TASK STATEMENT ▸ Write out every line of the entries below word for word, changing nothing.

WORKING DATA ▸
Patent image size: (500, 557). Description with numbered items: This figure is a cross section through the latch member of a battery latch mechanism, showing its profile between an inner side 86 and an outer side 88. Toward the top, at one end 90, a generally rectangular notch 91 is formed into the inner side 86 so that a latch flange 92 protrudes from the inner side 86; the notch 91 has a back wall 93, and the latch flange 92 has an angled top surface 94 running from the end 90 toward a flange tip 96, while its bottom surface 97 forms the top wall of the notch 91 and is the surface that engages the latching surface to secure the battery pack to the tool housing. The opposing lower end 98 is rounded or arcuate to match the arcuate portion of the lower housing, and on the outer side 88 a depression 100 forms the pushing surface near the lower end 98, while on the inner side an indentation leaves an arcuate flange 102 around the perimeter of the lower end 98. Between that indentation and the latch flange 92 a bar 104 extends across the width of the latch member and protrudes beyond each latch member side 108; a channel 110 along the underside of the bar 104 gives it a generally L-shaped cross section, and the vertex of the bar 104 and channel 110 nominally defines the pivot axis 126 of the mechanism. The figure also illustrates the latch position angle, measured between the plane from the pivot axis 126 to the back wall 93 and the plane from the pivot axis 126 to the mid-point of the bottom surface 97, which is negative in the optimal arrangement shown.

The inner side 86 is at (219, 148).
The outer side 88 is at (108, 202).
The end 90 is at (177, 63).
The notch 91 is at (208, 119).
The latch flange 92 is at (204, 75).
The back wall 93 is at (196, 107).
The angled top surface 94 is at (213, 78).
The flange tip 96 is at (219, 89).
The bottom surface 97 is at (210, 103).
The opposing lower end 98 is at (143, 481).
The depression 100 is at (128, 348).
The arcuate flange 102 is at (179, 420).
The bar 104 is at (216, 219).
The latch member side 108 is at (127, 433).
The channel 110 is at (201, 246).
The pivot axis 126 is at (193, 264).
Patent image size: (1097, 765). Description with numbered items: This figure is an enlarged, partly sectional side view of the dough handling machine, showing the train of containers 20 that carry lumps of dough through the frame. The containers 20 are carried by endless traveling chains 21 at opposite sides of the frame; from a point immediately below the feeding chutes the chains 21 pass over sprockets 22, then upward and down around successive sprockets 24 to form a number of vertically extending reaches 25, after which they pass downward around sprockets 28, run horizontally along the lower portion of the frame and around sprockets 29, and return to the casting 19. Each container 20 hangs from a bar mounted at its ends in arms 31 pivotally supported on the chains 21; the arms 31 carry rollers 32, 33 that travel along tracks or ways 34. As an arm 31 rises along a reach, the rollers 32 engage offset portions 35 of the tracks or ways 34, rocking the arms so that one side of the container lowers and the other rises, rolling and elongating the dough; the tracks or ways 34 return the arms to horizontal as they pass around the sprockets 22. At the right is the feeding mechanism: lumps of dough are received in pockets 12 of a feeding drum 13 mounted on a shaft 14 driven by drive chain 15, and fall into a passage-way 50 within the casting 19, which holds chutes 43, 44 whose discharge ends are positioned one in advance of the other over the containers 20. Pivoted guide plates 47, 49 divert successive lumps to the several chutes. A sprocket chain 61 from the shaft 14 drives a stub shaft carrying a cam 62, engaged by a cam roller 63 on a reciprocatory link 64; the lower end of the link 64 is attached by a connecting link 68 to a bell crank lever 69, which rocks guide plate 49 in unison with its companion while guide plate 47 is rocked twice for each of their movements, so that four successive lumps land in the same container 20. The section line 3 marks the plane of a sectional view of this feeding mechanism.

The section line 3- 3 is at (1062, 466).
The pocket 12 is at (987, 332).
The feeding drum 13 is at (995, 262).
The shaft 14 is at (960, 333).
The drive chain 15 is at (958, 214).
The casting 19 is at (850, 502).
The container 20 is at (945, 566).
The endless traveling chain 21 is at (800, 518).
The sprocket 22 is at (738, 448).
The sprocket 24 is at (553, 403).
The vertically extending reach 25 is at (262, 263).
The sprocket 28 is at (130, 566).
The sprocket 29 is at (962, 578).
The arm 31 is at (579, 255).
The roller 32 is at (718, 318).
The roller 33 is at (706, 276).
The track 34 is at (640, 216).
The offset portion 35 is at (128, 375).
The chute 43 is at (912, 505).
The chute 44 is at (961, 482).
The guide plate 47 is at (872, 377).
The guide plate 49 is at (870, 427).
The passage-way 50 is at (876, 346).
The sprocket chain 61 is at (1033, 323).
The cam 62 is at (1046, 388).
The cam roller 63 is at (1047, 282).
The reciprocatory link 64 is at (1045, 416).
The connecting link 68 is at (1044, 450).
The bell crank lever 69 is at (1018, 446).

ANSWER FOR THIS EXERCISE ▸
Patent image size: (500, 557). Description with numbered items: This figure is a cross section through the latch member of a battery latch mechanism, showing its profile between an inner side 86 and an outer side 88. Toward the top, at one end 90, a generally rectangular notch 91 is formed into the inner side 86 so that a latch flange 92 protrudes from the inner side 86; the notch 91 has a back wall 93, and the latch flange 92 has an angled top surface 94 running from the end 90 toward a flange tip 96, while its bottom surface 97 forms the top wall of the notch 91 and is the surface that engages the latching surface to secure the battery pack to the tool housing. The opposing lower end 98 is rounded or arcuate to match the arcuate portion of the lower housing, and on the outer side 88 a depression 100 forms the pushing surface near the lower end 98, while on the inner side an indentation leaves an arcuate flange 102 around the perimeter of the lower end 98. Between that indentation and the latch flange 92 a bar 104 extends across the width of the latch member and protrudes beyond each latch member side 108; a channel 110 along the underside of the bar 104 gives it a generally L-shaped cross section, and the vertex of the bar 104 and channel 110 nominally defines the pivot axis 126 of the mechanism. The figure also illustrates the latch position angle, measured between the plane from the pivot axis 126 to the back wall 93 and the plane from the pivot axis 126 to the mid-point of the bottom surface 97, which is negative in the optimal arrangement shown.

The inner side 86 is at (219, 148).
The outer side 88 is at (108, 202).
The end 90 is at (177, 63).
The notch 91 is at (208, 119).
The latch flange 92 is at (204, 75).
The back wall 93 is at (196, 107).
The angled top surface 94 is at (213, 78).
The flange tip 96 is at (219, 89).
The bottom surface 97 is at (210, 103).
The opposing lower end 98 is at (143, 481).
The depression 100 is at (128, 348).
The arcuate flange 102 is at (179, 420).
The bar 104 is at (216, 219).
The latch member side 108 is at (127, 433).
The channel 110 is at (201, 246).
The pivot axis 126 is at (193, 264).
Patent image size: (1097, 765). Description with numbered items: This figure is an enlarged, partly sectional side view of the dough handling machine, showing the train of containers 20 that carry lumps of dough through the frame. The containers 20 are carried by endless traveling chains 21 at opposite sides of the frame; from a point immediately below the feeding chutes the chains 21 pass over sprockets 22, then upward and down around successive sprockets 24 to form a number of vertically extending reaches 25, after which they pass downward around sprockets 28, run horizontally along the lower portion of the frame and around sprockets 29, and return to the casting 19. Each container 20 hangs from a bar mounted at its ends in arms 31 pivotally supported on the chains 21; the arms 31 carry rollers 32, 33 that travel along tracks or ways 34. As an arm 31 rises along a reach, the rollers 32 engage offset portions 35 of the tracks or ways 34, rocking the arms so that one side of the container lowers and the other rises, rolling and elongating the dough; the tracks or ways 34 return the arms to horizontal as they pass around the sprockets 22. At the right is the feeding mechanism: lumps of dough are received in pockets 12 of a feeding drum 13 mounted on a shaft 14 driven by drive chain 15, and fall into a passage-way 50 within the casting 19, which holds chutes 43, 44 whose discharge ends are positioned one in advance of the other over the containers 20. Pivoted guide plates 47, 49 divert successive lumps to the several chutes. A sprocket chain 61 from the shaft 14 drives a stub shaft carrying a cam 62, engaged by a cam roller 63 on a reciprocatory link 64; the lower end of the link 64 is attached by a connecting link 68 to a bell crank lever 69, which rocks guide plate 49 in unison with its companion while guide plate 47 is rocked twice for each of their movements, so that four successive lumps land in the same container 20. The section line 3 marks the plane of a sectional view of this feeding mechanism.

The section line 3- 3 is at (1062, 466).
The pocket 12 is at (987, 332).
The feeding drum 13 is at (995, 262).
The shaft 14 is at (960, 333).
The drive chain 15 is at (958, 214).
The casting 19 is at (850, 502).
The container 20 is at (945, 566).
The endless traveling chain 21 is at (800, 518).
The sprocket 22 is at (738, 448).
The sprocket 24 is at (553, 403).
The vertically extending reach 25 is at (262, 263).
The sprocket 28 is at (130, 566).
The sprocket 29 is at (962, 578).
The arm 31 is at (579, 255).
The roller 32 is at (718, 318).
The roller 33 is at (706, 276).
The track 34 is at (640, 216).
The offset portion 35 is at (128, 375).
The chute 43 is at (912, 505).
The chute 44 is at (961, 482).
The guide plate 47 is at (872, 377).
The guide plate 49 is at (870, 427).
The passage-way 50 is at (876, 346).
The sprocket chain 61 is at (1033, 323).
The cam 62 is at (1046, 388).
The cam roller 63 is at (1047, 282).
The reciprocatory link 64 is at (1045, 416).
The connecting link 68 is at (1044, 450).
The bell crank lever 69 is at (1018, 446).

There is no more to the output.